## Entries provided:

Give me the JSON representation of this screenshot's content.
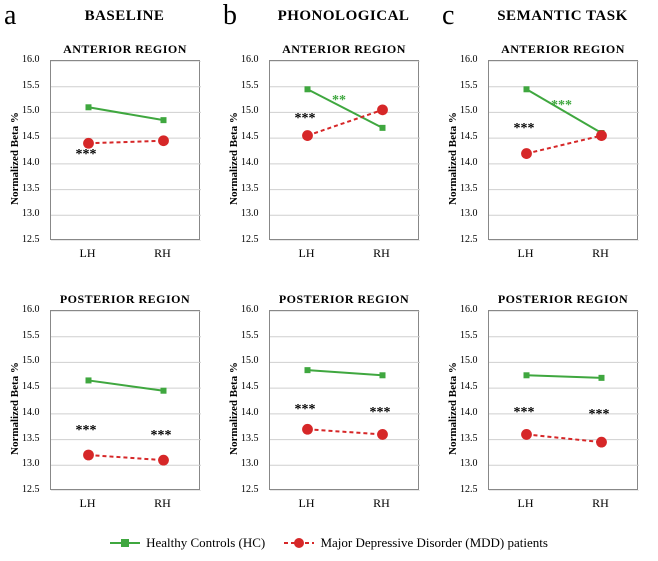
{
  "global": {
    "ylabel": "Normalized Beta %",
    "x_categories": [
      "LH",
      "RH"
    ],
    "ylim": [
      12.5,
      16.0
    ],
    "yticks": [
      12.5,
      13.0,
      13.5,
      14.0,
      14.5,
      15.0,
      15.5,
      16.0
    ],
    "hc_color": "#3fa73f",
    "mdd_color": "#d62728",
    "hc_marker": "square",
    "mdd_marker": "circle",
    "mdd_dash": "4,3",
    "grid_color": "#cfcfcf",
    "line_width": 2,
    "marker_size": 6,
    "label_fontsize": 11,
    "tick_fontsize": 10,
    "title_fontsize": 12,
    "col_title_fontsize": 15,
    "background": "#ffffff"
  },
  "legend": {
    "hc_label": "Healthy Controls (HC)",
    "mdd_label": "Major Depressive Disorder (MDD) patients"
  },
  "columns": [
    {
      "letter": "a",
      "title": "BASELINE",
      "rows": [
        {
          "subtitle": "ANTERIOR REGION",
          "hc": [
            15.1,
            14.85
          ],
          "mdd": [
            14.4,
            14.45
          ],
          "sig": [
            {
              "text": "***",
              "x": 0,
              "y": 14.15,
              "color": "#000000"
            }
          ]
        },
        {
          "subtitle": "POSTERIOR REGION",
          "hc": [
            14.65,
            14.45
          ],
          "mdd": [
            13.2,
            13.1
          ],
          "sig": [
            {
              "text": "***",
              "x": 0,
              "y": 13.65,
              "color": "#000000"
            },
            {
              "text": "***",
              "x": 1,
              "y": 13.55,
              "color": "#000000"
            }
          ]
        }
      ]
    },
    {
      "letter": "b",
      "title": "PHONOLOGICAL",
      "rows": [
        {
          "subtitle": "ANTERIOR REGION",
          "hc": [
            15.45,
            14.7
          ],
          "mdd": [
            14.55,
            15.05
          ],
          "sig": [
            {
              "text": "***",
              "x": 0,
              "y": 14.85,
              "color": "#000000"
            },
            {
              "text": "**",
              "x": 0.5,
              "y": 15.2,
              "color": "#3fa73f"
            }
          ]
        },
        {
          "subtitle": "POSTERIOR REGION",
          "hc": [
            14.85,
            14.75
          ],
          "mdd": [
            13.7,
            13.6
          ],
          "sig": [
            {
              "text": "***",
              "x": 0,
              "y": 14.05,
              "color": "#000000"
            },
            {
              "text": "***",
              "x": 1,
              "y": 14.0,
              "color": "#000000"
            }
          ]
        }
      ]
    },
    {
      "letter": "c",
      "title": "SEMANTIC TASK",
      "rows": [
        {
          "subtitle": "ANTERIOR REGION",
          "hc": [
            15.45,
            14.6
          ],
          "mdd": [
            14.2,
            14.55
          ],
          "sig": [
            {
              "text": "***",
              "x": 0,
              "y": 14.65,
              "color": "#000000"
            },
            {
              "text": "***",
              "x": 0.5,
              "y": 15.1,
              "color": "#3fa73f"
            }
          ]
        },
        {
          "subtitle": "POSTERIOR REGION",
          "hc": [
            14.75,
            14.7
          ],
          "mdd": [
            13.6,
            13.45
          ],
          "sig": [
            {
              "text": "***",
              "x": 0,
              "y": 14.0,
              "color": "#000000"
            },
            {
              "text": "***",
              "x": 1,
              "y": 13.95,
              "color": "#000000"
            }
          ]
        }
      ]
    }
  ]
}
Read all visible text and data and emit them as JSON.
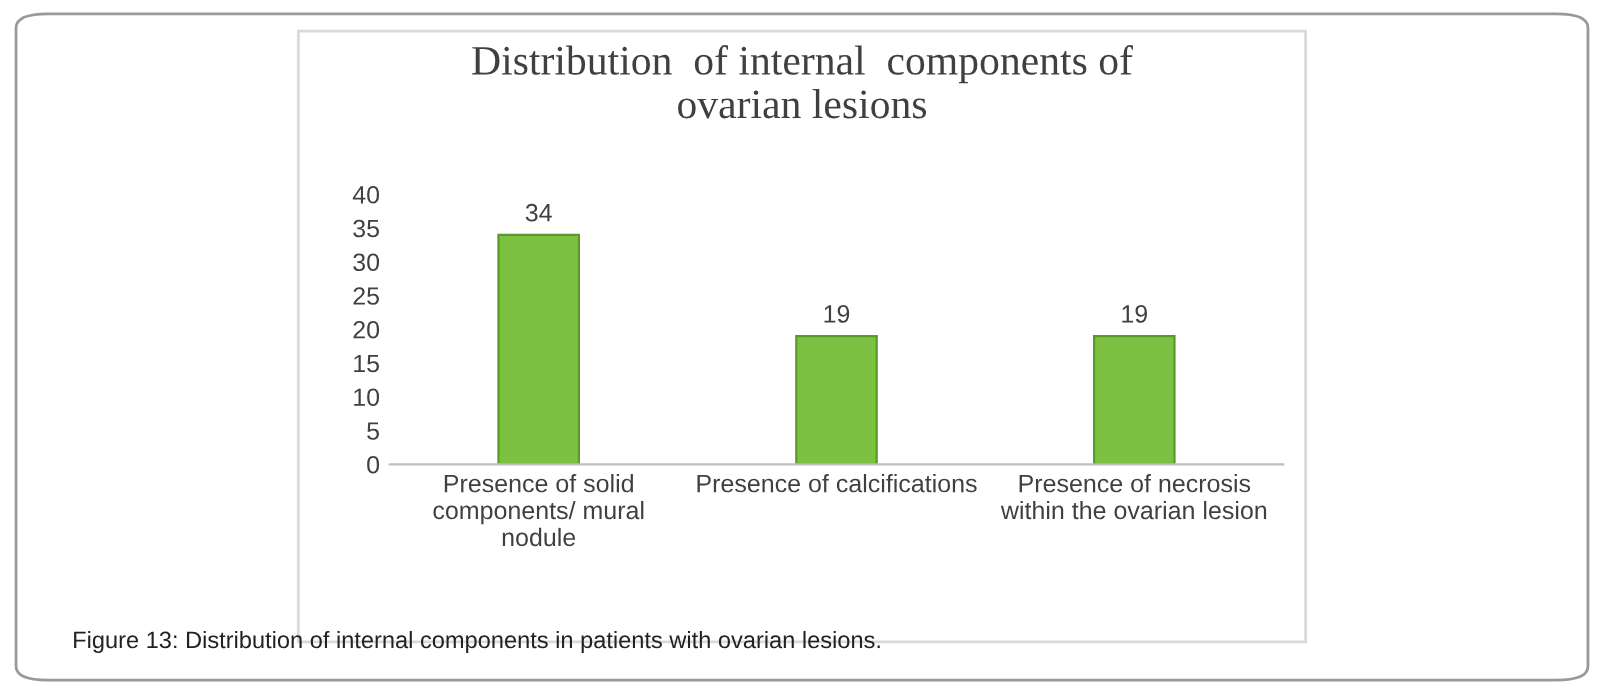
{
  "chart_data": {
    "type": "bar",
    "title": "Distribution  of internal  components of\novarian lesions",
    "categories": [
      "Presence of solid\ncomponents/ mural\nnodule",
      "Presence of calcifications",
      "Presence of necrosis\nwithin the ovarian lesion"
    ],
    "values": [
      34,
      19,
      19
    ],
    "color": "#7dc142",
    "ylim": [
      0,
      40
    ],
    "yticks": [
      0,
      5,
      10,
      15,
      20,
      25,
      30,
      35,
      40
    ],
    "grid": false,
    "data_labels": true,
    "annotations": [
      "Figure 13: Distribution of internal components in patients with ovarian lesions."
    ]
  }
}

## Your goal:
Each record above should come back exactly the same, only without its pictures.

## Answer to this task:
Give me the JSON representation of this screenshot's content.
{
  "global": {
    "ylabel": "Normalized Beta %",
    "x_categories": [
      "LH",
      "RH"
    ],
    "ylim": [
      12.5,
      16.0
    ],
    "yticks": [
      12.5,
      13.0,
      13.5,
      14.0,
      14.5,
      15.0,
      15.5,
      16.0
    ],
    "hc_color": "#3fa73f",
    "mdd_color": "#d62728",
    "hc_marker": "square",
    "mdd_marker": "circle",
    "mdd_dash": "4,3",
    "grid_color": "#cfcfcf",
    "line_width": 2,
    "marker_size": 6,
    "label_fontsize": 11,
    "tick_fontsize": 10,
    "title_fontsize": 12,
    "col_title_fontsize": 15,
    "background": "#ffffff"
  },
  "legend": {
    "hc_label": "Healthy Controls (HC)",
    "mdd_label": "Major Depressive Disorder (MDD) patients"
  },
  "columns": [
    {
      "letter": "a",
      "title": "BASELINE",
      "rows": [
        {
          "subtitle": "ANTERIOR REGION",
          "hc": [
            15.1,
            14.85
          ],
          "mdd": [
            14.4,
            14.45
          ],
          "sig": [
            {
              "text": "***",
              "x": 0,
              "y": 14.15,
              "color": "#000000"
            }
          ]
        },
        {
          "subtitle": "POSTERIOR REGION",
          "hc": [
            14.65,
            14.45
          ],
          "mdd": [
            13.2,
            13.1
          ],
          "sig": [
            {
              "text": "***",
              "x": 0,
              "y": 13.65,
              "color": "#000000"
            },
            {
              "text": "***",
              "x": 1,
              "y": 13.55,
              "color": "#000000"
            }
          ]
        }
      ]
    },
    {
      "letter": "b",
      "title": "PHONOLOGICAL",
      "rows": [
        {
          "subtitle": "ANTERIOR REGION",
          "hc": [
            15.45,
            14.7
          ],
          "mdd": [
            14.55,
            15.05
          ],
          "sig": [
            {
              "text": "***",
              "x": 0,
              "y": 14.85,
              "color": "#000000"
            },
            {
              "text": "**",
              "x": 0.5,
              "y": 15.2,
              "color": "#3fa73f"
            }
          ]
        },
        {
          "subtitle": "POSTERIOR REGION",
          "hc": [
            14.85,
            14.75
          ],
          "mdd": [
            13.7,
            13.6
          ],
          "sig": [
            {
              "text": "***",
              "x": 0,
              "y": 14.05,
              "color": "#000000"
            },
            {
              "text": "***",
              "x": 1,
              "y": 14.0,
              "color": "#000000"
            }
          ]
        }
      ]
    },
    {
      "letter": "c",
      "title": "SEMANTIC TASK",
      "rows": [
        {
          "subtitle": "ANTERIOR REGION",
          "hc": [
            15.45,
            14.6
          ],
          "mdd": [
            14.2,
            14.55
          ],
          "sig": [
            {
              "text": "***",
              "x": 0,
              "y": 14.65,
              "color": "#000000"
            },
            {
              "text": "***",
              "x": 0.5,
              "y": 15.1,
              "color": "#3fa73f"
            }
          ]
        },
        {
          "subtitle": "POSTERIOR REGION",
          "hc": [
            14.75,
            14.7
          ],
          "mdd": [
            13.6,
            13.45
          ],
          "sig": [
            {
              "text": "***",
              "x": 0,
              "y": 14.0,
              "color": "#000000"
            },
            {
              "text": "***",
              "x": 1,
              "y": 13.95,
              "color": "#000000"
            }
          ]
        }
      ]
    }
  ]
}
Read all visible text and data and emit them as JSON.
{
  "chart_data": {
    "type": "bar",
    "title": "Distribution  of internal  components of\novarian lesions",
    "categories": [
      "Presence of solid\ncomponents/ mural\nnodule",
      "Presence of calcifications",
      "Presence of necrosis\nwithin the ovarian lesion"
    ],
    "values": [
      34,
      19,
      19
    ],
    "color": "#7dc142",
    "ylim": [
      0,
      40
    ],
    "yticks": [
      0,
      5,
      10,
      15,
      20,
      25,
      30,
      35,
      40
    ],
    "grid": false,
    "data_labels": true,
    "annotations": [
      "Figure 13: Distribution of internal components in patients with ovarian lesions."
    ]
  }
}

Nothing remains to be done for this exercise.